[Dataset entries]
[Begin]

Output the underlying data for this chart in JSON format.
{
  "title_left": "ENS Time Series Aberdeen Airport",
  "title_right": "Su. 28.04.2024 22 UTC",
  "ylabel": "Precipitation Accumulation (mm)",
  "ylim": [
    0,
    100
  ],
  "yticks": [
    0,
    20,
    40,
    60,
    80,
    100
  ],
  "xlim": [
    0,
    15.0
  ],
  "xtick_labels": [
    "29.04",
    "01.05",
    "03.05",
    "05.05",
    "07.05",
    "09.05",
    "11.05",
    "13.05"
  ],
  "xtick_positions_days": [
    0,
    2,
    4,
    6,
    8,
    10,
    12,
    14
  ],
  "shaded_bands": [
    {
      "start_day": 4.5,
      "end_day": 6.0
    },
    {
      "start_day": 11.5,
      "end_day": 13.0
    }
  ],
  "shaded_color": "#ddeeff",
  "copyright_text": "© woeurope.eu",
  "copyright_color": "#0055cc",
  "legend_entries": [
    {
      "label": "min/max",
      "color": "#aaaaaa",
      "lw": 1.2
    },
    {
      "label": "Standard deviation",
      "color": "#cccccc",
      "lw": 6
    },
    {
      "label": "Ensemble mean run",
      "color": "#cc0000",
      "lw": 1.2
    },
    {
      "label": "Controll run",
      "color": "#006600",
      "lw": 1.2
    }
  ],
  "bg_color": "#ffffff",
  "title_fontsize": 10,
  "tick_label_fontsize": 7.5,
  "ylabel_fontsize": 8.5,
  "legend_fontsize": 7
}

[End]

§ **STATED TASK**
Print back all the lines verbatim.

§ **WRITTEN ANSWER**
Output the underlying data for this chart in JSON format.
{
  "title_left": "ENS Time Series Aberdeen Airport",
  "title_right": "Su. 28.04.2024 22 UTC",
  "ylabel": "Precipitation Accumulation (mm)",
  "ylim": [
    0,
    100
  ],
  "yticks": [
    0,
    20,
    40,
    60,
    80,
    100
  ],
  "xlim": [
    0,
    15.0
  ],
  "xtick_labels": [
    "29.04",
    "01.05",
    "03.05",
    "05.05",
    "07.05",
    "09.05",
    "11.05",
    "13.05"
  ],
  "xtick_positions_days": [
    0,
    2,
    4,
    6,
    8,
    10,
    12,
    14
  ],
  "shaded_bands": [
    {
      "start_day": 4.5,
      "end_day": 6.0
    },
    {
      "start_day": 11.5,
      "end_day": 13.0
    }
  ],
  "shaded_color": "#ddeeff",
  "copyright_text": "© woeurope.eu",
  "copyright_color": "#0055cc",
  "legend_entries": [
    {
      "label": "min/max",
      "color": "#aaaaaa",
      "lw": 1.2
    },
    {
      "label": "Standard deviation",
      "color": "#cccccc",
      "lw": 6
    },
    {
      "label": "Ensemble mean run",
      "color": "#cc0000",
      "lw": 1.2
    },
    {
      "label": "Controll run",
      "color": "#006600",
      "lw": 1.2
    }
  ],
  "bg_color": "#ffffff",
  "title_fontsize": 10,
  "tick_label_fontsize": 7.5,
  "ylabel_fontsize": 8.5,
  "legend_fontsize": 7
}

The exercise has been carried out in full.